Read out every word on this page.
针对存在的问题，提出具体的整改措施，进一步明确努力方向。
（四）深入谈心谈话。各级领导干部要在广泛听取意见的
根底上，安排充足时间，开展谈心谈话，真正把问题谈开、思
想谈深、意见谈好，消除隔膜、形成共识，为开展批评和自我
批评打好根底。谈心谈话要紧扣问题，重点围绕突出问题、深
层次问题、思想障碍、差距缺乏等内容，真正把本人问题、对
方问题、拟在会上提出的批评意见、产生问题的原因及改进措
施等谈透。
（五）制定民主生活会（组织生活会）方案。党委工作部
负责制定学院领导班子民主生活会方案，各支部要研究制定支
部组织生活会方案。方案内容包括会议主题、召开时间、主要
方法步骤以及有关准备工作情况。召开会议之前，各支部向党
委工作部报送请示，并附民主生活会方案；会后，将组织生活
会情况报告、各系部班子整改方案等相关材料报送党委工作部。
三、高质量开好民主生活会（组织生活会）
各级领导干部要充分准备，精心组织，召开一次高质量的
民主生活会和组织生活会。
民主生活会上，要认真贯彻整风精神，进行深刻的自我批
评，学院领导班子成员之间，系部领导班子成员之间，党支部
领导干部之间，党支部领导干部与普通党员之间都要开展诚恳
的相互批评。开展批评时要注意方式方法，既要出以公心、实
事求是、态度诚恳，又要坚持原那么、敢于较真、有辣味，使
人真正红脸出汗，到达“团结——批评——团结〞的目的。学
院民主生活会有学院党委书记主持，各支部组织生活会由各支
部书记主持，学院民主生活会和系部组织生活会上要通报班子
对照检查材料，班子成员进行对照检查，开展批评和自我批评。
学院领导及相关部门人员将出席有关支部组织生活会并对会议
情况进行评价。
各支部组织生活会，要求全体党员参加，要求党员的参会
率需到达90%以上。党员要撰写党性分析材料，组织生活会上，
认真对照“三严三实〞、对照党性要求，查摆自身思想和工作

##############################

### WHAT YOU NEED TO DO:
Extract each record, keeping it identical to the original.

### RESPONSE TO THE EXERCISE:
Read out every word on this page.
针对存在的问题，提出具体的整改措施，进一步明确努力方向。
（四）深入谈心谈话。各级领导干部要在广泛听取意见的
根底上，安排充足时间，开展谈心谈话，真正把问题谈开、思
想谈深、意见谈好，消除隔膜、形成共识，为开展批评和自我
批评打好根底。谈心谈话要紧扣问题，重点围绕突出问题、深
层次问题、思想障碍、差距缺乏等内容，真正把本人问题、对
方问题、拟在会上提出的批评意见、产生问题的原因及改进措
施等谈透。
（五）制定民主生活会（组织生活会）方案。党委工作部
负责制定学院领导班子民主生活会方案，各支部要研究制定支
部组织生活会方案。方案内容包括会议主题、召开时间、主要
方法步骤以及有关准备工作情况。召开会议之前，各支部向党
委工作部报送请示，并附民主生活会方案；会后，将组织生活
会情况报告、各系部班子整改方案等相关材料报送党委工作部。
三、高质量开好民主生活会（组织生活会）
各级领导干部要充分准备，精心组织，召开一次高质量的
民主生活会和组织生活会。
民主生活会上，要认真贯彻整风精神，进行深刻的自我批
评，学院领导班子成员之间，系部领导班子成员之间，党支部
领导干部之间，党支部领导干部与普通党员之间都要开展诚恳
的相互批评。开展批评时要注意方式方法，既要出以公心、实
事求是、态度诚恳，又要坚持原那么、敢于较真、有辣味，使
人真正红脸出汗，到达“团结——批评——团结〞的目的。学
院民主生活会有学院党委书记主持，各支部组织生活会由各支
部书记主持，学院民主生活会和系部组织生活会上要通报班子
对照检查材料，班子成员进行对照检查，开展批评和自我批评。
学院领导及相关部门人员将出席有关支部组织生活会并对会议
情况进行评价。
各支部组织生活会，要求全体党员参加，要求党员的参会
率需到达90%以上。党员要撰写党性分析材料，组织生活会上，
认真对照“三严三实〞、对照党性要求，查摆自身思想和工作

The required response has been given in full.